» **Exercise brief**:
Copy out each line that mentions the word "content".

» **Given data**:
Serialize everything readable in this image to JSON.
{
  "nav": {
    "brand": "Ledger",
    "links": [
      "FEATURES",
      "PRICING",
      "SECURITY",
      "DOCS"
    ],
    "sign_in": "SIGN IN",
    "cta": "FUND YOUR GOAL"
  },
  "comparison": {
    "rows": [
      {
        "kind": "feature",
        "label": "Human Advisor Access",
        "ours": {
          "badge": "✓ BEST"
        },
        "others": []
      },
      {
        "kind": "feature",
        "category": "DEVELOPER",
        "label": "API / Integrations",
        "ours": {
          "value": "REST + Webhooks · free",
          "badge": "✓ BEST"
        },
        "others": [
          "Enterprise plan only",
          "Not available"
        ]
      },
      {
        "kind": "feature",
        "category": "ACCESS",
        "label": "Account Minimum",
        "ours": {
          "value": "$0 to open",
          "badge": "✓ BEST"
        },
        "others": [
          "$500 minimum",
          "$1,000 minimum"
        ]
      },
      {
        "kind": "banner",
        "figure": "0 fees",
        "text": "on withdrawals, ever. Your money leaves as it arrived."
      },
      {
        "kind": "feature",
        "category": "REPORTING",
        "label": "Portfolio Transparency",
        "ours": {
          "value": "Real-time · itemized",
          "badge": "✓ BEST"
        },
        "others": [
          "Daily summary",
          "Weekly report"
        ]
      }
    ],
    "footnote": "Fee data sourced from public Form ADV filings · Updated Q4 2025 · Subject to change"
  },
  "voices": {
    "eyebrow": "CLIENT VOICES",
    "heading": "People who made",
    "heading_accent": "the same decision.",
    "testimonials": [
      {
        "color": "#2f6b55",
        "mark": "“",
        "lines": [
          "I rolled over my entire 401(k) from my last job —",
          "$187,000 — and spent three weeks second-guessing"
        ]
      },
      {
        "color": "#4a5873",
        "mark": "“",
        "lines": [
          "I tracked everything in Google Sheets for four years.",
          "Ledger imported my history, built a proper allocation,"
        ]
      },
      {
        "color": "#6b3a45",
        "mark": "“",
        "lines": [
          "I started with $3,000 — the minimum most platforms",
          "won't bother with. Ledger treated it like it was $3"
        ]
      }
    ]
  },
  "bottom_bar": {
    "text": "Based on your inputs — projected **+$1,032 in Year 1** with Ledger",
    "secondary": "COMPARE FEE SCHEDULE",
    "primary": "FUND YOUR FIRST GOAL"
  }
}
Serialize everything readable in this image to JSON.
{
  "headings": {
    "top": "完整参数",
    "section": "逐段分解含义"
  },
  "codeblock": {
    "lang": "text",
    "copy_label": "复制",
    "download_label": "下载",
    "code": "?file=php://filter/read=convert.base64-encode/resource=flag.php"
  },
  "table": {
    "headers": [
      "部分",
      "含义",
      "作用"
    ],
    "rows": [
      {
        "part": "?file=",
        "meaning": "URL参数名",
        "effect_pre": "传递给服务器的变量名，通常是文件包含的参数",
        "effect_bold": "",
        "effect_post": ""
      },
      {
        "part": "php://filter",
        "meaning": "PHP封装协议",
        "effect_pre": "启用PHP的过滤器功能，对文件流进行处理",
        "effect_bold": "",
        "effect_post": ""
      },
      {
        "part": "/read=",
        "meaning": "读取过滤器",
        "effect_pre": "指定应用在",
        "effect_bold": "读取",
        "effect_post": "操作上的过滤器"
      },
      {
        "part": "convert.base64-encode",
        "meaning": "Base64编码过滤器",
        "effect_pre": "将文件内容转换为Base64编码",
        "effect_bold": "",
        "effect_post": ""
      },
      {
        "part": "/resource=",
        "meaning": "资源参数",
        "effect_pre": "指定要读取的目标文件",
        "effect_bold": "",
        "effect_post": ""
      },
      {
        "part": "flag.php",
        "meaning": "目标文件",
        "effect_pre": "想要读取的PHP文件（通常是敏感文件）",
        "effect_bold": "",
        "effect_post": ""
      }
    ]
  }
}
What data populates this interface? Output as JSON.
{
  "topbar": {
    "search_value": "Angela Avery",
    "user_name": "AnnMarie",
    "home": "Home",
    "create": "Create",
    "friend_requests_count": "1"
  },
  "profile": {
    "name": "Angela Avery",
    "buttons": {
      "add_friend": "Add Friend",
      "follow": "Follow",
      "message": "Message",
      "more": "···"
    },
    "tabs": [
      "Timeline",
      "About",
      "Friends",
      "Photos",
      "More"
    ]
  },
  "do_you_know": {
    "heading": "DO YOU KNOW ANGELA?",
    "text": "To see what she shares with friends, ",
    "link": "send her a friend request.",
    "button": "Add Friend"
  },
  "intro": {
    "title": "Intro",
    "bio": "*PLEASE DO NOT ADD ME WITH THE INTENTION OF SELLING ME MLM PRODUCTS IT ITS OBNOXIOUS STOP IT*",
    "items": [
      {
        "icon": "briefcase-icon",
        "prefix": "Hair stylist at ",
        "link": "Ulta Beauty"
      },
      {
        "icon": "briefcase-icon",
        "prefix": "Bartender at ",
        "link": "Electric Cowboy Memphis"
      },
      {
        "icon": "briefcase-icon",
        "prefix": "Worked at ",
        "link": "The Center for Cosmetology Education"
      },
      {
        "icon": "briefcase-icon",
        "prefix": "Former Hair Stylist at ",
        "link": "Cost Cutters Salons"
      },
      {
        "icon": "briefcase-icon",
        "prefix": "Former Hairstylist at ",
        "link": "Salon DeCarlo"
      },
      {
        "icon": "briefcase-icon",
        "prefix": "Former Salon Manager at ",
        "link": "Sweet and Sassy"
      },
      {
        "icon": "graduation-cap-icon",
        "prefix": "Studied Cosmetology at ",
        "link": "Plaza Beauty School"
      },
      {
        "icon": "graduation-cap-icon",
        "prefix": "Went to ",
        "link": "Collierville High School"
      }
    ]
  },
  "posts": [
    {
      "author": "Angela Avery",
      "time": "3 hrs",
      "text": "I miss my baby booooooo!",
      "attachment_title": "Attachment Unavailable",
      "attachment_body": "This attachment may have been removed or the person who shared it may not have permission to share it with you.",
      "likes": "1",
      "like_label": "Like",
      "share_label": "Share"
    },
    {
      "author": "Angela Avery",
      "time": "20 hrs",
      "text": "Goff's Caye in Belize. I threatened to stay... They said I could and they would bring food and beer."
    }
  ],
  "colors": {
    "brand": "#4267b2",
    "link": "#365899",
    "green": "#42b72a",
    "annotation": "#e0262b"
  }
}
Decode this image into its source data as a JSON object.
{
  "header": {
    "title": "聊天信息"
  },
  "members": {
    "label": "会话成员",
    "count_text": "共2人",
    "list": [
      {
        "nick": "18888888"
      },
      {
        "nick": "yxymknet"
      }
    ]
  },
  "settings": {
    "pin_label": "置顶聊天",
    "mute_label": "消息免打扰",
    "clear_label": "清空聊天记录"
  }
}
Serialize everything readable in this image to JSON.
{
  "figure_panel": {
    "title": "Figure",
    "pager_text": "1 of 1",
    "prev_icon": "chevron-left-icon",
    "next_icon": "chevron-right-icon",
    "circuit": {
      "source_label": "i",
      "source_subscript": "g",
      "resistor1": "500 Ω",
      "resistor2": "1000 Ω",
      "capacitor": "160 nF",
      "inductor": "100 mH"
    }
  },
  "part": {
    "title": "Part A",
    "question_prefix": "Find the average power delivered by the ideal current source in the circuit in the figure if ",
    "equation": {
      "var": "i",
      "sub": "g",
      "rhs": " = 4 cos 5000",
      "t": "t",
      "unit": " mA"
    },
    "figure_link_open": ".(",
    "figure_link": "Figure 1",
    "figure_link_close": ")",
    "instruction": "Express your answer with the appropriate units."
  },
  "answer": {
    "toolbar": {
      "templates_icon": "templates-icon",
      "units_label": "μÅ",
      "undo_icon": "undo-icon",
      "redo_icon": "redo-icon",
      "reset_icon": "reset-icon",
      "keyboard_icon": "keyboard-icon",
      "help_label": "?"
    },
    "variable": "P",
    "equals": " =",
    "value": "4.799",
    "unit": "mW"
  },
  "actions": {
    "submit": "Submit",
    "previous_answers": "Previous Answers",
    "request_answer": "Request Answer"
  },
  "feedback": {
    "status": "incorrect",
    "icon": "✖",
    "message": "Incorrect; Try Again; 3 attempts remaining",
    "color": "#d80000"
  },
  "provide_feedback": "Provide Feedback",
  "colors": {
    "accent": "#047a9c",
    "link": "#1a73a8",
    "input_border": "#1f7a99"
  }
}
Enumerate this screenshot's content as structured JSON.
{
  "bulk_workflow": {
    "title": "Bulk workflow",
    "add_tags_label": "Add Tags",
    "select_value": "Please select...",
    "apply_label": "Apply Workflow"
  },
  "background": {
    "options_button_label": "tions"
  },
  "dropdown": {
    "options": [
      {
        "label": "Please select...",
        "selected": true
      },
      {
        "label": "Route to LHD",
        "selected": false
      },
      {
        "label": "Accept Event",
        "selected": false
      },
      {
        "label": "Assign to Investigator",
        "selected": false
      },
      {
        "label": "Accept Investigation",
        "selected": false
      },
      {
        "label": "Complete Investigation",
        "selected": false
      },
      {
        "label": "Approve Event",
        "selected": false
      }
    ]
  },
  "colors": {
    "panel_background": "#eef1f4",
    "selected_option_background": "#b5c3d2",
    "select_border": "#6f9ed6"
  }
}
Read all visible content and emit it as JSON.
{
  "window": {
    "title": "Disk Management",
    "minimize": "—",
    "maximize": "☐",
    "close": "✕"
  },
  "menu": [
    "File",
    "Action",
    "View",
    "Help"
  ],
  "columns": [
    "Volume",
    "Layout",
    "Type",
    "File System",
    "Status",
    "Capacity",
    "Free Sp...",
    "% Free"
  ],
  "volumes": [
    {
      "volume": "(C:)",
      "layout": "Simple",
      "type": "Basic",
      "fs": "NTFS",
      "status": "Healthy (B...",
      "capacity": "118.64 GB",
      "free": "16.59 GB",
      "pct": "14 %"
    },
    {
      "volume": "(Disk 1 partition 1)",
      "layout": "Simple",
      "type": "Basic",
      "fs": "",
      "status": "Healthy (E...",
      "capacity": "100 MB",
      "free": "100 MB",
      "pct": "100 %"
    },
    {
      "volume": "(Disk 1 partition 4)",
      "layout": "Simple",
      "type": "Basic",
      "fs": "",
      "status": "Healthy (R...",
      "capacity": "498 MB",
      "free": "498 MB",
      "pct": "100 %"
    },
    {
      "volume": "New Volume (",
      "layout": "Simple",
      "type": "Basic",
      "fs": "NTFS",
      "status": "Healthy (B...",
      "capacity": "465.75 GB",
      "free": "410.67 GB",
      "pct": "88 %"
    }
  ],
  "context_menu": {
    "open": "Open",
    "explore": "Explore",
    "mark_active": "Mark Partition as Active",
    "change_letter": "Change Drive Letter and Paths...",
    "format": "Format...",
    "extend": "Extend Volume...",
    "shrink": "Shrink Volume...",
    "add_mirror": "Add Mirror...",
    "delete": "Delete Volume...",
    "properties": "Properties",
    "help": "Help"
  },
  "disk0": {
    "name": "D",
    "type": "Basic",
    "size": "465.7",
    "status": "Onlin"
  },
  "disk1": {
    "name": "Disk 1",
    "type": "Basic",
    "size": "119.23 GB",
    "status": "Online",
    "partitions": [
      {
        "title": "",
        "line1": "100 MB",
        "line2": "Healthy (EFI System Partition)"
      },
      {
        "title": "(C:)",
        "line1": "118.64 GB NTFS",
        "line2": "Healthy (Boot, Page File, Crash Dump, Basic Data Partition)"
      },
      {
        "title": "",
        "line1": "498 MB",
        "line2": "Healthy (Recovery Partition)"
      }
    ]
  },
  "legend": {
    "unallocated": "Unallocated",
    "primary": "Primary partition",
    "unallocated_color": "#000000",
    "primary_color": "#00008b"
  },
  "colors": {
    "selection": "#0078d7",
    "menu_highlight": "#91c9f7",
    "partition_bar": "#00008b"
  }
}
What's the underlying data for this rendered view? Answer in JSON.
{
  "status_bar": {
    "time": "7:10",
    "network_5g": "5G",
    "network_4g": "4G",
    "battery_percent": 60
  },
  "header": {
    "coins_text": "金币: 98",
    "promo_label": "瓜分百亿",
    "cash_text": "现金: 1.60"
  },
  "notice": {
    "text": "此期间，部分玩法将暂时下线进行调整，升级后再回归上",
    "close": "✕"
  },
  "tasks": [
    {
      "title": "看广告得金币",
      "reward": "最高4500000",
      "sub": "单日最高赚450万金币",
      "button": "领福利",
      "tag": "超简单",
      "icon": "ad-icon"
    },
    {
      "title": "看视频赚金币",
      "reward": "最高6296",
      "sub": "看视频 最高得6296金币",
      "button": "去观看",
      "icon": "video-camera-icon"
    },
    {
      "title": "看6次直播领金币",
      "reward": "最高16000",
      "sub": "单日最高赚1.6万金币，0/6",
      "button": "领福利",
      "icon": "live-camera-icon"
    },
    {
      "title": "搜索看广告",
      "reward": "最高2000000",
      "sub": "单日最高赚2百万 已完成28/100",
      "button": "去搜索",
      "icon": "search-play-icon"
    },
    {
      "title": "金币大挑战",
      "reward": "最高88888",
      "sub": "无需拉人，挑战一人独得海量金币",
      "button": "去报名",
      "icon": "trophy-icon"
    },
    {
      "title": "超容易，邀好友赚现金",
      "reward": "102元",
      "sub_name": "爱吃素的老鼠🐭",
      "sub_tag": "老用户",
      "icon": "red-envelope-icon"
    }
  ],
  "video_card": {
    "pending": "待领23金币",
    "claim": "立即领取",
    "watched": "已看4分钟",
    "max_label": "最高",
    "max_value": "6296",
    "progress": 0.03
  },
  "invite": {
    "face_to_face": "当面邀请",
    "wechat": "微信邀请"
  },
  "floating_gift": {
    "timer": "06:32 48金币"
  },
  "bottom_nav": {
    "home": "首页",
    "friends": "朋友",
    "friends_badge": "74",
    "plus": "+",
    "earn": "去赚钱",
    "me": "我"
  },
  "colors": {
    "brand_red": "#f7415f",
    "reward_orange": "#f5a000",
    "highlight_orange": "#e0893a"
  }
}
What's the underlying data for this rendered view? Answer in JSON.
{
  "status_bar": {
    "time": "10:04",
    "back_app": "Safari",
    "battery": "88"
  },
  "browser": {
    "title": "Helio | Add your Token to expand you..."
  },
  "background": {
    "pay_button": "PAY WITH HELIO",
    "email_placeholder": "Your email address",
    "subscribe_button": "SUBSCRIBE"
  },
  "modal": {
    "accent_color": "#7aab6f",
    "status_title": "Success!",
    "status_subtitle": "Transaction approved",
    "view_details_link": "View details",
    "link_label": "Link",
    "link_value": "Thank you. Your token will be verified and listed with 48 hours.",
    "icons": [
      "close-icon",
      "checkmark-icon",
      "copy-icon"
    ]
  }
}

» **The output**:
Enumerate this screenshot's content as structured JSON.
Read all visible content and emit it as JSON.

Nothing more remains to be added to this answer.